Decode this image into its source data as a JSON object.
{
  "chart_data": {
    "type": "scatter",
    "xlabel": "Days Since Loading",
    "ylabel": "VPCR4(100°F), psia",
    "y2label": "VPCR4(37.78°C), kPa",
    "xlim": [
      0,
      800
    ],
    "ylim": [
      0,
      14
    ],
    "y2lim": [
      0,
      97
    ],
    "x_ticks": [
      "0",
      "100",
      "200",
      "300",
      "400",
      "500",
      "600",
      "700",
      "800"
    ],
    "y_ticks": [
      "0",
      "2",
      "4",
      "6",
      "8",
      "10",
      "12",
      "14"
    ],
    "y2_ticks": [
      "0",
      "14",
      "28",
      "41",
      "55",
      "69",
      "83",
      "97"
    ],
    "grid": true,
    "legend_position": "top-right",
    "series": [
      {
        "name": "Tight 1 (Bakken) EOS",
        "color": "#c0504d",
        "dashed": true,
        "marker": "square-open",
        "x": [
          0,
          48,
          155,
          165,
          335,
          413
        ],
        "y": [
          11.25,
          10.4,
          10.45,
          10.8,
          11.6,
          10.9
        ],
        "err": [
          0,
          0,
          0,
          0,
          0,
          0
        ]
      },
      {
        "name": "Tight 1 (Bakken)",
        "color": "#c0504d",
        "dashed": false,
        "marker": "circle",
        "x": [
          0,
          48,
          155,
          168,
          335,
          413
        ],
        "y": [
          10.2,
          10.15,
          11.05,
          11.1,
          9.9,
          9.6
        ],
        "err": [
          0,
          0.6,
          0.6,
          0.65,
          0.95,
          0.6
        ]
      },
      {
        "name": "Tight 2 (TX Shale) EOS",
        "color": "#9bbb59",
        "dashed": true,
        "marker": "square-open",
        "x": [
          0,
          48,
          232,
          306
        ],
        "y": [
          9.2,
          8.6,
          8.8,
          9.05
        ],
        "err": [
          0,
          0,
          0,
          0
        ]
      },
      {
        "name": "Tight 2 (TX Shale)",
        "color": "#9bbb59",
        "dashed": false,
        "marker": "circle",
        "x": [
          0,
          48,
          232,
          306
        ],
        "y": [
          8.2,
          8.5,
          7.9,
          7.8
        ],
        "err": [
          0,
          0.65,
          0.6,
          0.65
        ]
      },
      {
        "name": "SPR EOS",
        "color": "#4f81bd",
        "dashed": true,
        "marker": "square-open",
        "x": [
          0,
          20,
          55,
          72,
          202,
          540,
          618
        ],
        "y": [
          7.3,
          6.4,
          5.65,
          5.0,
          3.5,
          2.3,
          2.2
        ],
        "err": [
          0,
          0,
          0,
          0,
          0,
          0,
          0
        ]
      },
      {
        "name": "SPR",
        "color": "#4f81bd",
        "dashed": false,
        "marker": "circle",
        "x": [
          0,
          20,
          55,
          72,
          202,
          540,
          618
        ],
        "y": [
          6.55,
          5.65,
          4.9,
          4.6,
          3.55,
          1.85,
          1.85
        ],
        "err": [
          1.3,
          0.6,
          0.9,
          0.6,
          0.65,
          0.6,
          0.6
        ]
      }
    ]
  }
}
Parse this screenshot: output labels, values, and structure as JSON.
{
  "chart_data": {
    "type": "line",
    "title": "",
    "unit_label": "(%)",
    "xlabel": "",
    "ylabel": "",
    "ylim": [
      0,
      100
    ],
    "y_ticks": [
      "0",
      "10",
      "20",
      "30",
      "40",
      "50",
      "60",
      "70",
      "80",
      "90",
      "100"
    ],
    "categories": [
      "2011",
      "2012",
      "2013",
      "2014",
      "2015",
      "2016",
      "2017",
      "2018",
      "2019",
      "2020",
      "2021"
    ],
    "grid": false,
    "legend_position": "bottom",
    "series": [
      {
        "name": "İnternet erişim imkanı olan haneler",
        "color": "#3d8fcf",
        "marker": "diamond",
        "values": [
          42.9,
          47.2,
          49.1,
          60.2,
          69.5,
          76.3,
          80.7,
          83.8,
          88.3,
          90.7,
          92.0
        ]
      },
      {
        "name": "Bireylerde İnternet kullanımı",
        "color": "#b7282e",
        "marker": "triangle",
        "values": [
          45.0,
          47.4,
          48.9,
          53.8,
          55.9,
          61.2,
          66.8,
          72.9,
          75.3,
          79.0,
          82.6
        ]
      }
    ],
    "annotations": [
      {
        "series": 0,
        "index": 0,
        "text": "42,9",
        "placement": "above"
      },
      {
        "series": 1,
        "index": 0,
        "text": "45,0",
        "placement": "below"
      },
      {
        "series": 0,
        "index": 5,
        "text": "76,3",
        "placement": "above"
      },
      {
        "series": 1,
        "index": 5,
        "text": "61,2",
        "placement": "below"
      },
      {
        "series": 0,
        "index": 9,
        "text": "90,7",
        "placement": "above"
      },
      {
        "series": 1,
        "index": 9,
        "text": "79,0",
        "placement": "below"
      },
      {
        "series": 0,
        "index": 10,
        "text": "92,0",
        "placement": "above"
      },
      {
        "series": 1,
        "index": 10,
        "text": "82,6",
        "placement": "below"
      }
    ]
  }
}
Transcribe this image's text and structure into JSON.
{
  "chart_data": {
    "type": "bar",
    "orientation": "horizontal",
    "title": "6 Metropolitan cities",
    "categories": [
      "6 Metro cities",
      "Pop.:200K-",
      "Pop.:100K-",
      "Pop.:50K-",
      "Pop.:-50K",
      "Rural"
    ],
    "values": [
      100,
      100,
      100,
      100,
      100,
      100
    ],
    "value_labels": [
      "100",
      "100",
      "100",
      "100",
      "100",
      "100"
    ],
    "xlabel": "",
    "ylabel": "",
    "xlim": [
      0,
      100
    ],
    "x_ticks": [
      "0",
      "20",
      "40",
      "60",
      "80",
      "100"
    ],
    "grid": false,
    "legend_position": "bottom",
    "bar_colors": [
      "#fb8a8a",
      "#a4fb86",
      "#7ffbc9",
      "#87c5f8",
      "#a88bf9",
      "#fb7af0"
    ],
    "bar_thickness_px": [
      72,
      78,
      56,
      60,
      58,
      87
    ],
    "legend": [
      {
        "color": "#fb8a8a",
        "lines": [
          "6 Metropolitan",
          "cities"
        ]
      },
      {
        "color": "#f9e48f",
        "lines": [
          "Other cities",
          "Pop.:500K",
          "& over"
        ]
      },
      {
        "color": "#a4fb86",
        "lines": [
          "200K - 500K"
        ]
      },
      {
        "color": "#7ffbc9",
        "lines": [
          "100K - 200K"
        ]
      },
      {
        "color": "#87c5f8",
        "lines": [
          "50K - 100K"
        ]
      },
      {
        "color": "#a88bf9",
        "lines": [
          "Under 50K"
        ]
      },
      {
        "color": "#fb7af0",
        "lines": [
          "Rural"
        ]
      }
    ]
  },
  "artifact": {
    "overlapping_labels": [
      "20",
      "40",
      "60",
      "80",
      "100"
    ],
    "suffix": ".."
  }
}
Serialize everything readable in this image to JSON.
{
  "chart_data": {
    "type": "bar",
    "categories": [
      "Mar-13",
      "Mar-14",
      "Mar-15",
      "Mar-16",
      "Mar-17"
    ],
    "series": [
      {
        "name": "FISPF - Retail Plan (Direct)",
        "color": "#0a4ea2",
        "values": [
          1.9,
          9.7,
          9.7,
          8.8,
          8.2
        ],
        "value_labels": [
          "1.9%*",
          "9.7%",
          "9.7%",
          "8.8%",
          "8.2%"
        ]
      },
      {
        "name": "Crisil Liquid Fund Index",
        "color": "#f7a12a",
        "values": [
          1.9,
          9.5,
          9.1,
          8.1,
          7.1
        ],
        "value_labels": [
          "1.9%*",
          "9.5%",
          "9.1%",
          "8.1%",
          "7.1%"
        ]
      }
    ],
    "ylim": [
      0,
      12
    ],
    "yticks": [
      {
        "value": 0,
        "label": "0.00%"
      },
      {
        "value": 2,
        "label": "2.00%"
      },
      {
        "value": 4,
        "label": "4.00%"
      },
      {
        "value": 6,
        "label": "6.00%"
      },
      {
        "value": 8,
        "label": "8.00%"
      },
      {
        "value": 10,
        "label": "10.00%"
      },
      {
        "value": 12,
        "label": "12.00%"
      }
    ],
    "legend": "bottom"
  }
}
________
Written task> Lines from the one containing "Serialize everything readable" through the final line are to be given again verbatim, with nothing before or after.

Expected answer>
Serialize everything readable in this image to JSON.
{
  "chart_data": {
    "type": "bar",
    "categories": [
      "Mar-13",
      "Mar-14",
      "Mar-15",
      "Mar-16",
      "Mar-17"
    ],
    "series": [
      {
        "name": "FISPF - Retail Plan (Direct)",
        "color": "#0a4ea2",
        "values": [
          1.9,
          9.7,
          9.7,
          8.8,
          8.2
        ],
        "value_labels": [
          "1.9%*",
          "9.7%",
          "9.7%",
          "8.8%",
          "8.2%"
        ]
      },
      {
        "name": "Crisil Liquid Fund Index",
        "color": "#f7a12a",
        "values": [
          1.9,
          9.5,
          9.1,
          8.1,
          7.1
        ],
        "value_labels": [
          "1.9%*",
          "9.5%",
          "9.1%",
          "8.1%",
          "7.1%"
        ]
      }
    ],
    "ylim": [
      0,
      12
    ],
    "yticks": [
      {
        "value": 0,
        "label": "0.00%"
      },
      {
        "value": 2,
        "label": "2.00%"
      },
      {
        "value": 4,
        "label": "4.00%"
      },
      {
        "value": 6,
        "label": "6.00%"
      },
      {
        "value": 8,
        "label": "8.00%"
      },
      {
        "value": 10,
        "label": "10.00%"
      },
      {
        "value": 12,
        "label": "12.00%"
      }
    ],
    "legend": "bottom"
  }
}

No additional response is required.